## Stated goal
Tally each line where the word "intercept" occurs, then give only the total.

## Records supplied
>>>>>

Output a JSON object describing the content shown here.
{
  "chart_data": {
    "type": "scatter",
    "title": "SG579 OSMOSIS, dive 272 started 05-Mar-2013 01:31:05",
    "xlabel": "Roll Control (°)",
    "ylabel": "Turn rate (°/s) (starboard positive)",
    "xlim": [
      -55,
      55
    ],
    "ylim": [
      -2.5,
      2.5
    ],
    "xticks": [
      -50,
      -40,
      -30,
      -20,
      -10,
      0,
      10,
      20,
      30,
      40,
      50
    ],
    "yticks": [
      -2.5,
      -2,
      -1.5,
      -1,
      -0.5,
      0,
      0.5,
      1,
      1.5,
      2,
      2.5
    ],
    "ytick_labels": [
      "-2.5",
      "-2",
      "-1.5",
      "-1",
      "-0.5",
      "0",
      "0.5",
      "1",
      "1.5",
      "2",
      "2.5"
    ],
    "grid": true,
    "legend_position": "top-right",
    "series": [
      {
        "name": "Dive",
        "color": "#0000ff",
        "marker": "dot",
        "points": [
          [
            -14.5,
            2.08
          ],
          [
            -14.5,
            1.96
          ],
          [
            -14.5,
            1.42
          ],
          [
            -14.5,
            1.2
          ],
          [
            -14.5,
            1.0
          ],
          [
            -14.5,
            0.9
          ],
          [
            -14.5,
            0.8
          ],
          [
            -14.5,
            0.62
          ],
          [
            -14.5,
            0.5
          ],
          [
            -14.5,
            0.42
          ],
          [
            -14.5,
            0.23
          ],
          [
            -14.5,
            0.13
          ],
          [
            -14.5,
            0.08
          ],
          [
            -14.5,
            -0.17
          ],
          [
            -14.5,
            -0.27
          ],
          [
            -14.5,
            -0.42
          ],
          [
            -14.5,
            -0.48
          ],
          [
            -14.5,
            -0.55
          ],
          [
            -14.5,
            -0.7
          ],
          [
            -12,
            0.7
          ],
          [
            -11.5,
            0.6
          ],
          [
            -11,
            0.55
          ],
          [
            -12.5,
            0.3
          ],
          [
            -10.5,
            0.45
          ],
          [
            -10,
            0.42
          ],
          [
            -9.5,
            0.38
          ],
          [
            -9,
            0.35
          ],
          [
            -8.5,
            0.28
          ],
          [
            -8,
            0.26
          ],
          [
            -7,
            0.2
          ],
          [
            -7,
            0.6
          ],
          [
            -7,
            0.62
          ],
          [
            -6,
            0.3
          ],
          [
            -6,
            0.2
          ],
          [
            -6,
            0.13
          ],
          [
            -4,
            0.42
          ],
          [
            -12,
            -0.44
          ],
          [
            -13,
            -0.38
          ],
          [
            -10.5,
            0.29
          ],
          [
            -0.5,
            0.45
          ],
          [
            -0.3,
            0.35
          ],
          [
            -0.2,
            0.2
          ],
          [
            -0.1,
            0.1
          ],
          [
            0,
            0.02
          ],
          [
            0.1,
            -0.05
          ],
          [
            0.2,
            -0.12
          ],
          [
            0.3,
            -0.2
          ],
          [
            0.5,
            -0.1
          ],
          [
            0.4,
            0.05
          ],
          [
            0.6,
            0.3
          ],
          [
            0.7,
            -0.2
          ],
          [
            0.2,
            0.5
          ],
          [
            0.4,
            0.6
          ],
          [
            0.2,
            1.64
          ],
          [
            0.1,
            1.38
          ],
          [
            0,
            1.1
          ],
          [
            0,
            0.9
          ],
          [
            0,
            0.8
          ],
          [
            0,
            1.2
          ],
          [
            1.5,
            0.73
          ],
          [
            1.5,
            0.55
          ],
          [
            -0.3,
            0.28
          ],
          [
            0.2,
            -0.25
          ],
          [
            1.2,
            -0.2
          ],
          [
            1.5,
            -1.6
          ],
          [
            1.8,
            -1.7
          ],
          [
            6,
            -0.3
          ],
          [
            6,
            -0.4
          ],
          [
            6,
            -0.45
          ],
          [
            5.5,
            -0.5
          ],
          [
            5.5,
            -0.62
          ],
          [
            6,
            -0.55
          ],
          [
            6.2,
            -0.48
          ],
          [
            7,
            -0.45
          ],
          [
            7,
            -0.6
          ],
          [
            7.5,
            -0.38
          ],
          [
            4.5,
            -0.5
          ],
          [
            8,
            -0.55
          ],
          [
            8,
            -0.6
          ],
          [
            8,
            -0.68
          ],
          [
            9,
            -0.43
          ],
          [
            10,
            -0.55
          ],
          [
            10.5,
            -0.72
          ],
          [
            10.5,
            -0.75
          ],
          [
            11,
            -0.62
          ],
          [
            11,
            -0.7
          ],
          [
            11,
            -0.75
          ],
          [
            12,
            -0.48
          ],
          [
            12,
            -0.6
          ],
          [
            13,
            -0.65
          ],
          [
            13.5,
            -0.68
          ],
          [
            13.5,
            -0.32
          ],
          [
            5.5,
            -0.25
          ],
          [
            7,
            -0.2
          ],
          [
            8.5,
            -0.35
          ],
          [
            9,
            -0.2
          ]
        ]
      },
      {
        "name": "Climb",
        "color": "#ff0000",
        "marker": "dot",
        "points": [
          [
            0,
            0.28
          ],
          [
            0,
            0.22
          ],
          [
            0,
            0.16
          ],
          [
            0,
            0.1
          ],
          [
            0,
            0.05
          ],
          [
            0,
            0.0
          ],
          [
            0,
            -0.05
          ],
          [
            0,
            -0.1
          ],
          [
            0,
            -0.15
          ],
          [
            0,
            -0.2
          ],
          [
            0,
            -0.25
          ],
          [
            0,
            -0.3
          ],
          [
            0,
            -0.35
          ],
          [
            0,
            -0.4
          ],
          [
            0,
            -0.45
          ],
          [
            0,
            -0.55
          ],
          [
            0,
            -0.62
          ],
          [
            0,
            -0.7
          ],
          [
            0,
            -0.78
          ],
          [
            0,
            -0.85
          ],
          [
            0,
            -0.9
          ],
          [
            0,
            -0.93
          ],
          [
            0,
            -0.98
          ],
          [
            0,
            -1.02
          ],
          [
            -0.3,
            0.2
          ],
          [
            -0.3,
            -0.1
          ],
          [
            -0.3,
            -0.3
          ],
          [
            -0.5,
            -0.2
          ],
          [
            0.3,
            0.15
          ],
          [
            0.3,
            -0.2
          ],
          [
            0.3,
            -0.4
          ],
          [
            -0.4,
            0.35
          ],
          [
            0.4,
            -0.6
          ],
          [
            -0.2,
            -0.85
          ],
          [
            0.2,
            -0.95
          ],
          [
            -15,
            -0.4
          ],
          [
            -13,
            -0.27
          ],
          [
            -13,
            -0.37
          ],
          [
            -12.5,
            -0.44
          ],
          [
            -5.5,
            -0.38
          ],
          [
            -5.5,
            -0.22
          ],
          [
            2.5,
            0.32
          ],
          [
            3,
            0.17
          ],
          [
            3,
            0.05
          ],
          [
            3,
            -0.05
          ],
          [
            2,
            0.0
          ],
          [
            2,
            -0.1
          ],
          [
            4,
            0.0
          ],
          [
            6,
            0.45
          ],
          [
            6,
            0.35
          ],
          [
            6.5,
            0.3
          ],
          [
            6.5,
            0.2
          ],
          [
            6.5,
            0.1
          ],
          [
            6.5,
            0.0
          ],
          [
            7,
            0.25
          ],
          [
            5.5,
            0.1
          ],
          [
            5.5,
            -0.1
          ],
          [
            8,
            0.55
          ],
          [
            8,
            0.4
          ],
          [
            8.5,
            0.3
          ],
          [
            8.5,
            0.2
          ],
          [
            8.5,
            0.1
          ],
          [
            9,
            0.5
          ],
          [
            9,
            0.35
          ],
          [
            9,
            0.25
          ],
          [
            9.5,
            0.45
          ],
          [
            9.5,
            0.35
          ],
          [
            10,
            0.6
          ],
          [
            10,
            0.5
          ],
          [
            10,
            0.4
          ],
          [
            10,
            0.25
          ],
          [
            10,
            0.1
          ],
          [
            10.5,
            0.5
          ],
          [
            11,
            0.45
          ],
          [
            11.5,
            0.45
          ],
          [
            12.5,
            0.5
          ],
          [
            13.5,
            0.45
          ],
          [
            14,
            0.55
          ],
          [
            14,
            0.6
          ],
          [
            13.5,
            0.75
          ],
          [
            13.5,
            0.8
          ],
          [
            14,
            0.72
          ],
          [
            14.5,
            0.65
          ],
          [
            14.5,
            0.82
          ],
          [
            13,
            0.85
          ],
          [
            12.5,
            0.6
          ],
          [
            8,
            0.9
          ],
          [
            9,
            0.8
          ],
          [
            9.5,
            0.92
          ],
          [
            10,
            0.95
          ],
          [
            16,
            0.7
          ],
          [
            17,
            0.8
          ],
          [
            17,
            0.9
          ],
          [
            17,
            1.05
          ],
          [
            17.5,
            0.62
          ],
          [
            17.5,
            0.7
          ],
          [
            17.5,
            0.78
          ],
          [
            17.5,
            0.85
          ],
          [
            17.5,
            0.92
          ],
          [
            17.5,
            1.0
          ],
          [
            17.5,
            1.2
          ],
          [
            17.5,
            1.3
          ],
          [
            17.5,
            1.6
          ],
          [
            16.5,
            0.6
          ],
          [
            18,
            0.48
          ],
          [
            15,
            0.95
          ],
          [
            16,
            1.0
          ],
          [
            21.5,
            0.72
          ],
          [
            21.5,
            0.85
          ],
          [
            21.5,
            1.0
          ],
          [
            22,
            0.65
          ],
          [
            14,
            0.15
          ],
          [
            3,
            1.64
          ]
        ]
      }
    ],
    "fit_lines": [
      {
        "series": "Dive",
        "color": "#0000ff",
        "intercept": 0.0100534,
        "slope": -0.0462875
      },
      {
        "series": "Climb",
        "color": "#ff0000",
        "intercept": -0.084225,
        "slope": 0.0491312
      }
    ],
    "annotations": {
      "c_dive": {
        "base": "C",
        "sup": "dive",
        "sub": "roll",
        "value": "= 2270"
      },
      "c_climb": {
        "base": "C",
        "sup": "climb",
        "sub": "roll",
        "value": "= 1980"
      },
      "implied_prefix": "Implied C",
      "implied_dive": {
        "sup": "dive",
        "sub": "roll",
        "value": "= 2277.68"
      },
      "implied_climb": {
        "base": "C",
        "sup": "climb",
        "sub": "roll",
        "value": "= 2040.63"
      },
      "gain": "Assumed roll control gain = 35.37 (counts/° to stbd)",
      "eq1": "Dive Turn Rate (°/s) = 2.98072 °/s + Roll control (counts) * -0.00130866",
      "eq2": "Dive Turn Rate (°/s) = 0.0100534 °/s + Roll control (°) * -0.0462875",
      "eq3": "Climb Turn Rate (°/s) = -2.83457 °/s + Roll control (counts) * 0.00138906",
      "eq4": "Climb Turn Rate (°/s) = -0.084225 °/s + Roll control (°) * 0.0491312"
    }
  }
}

<<<<<

## Answer to the task
2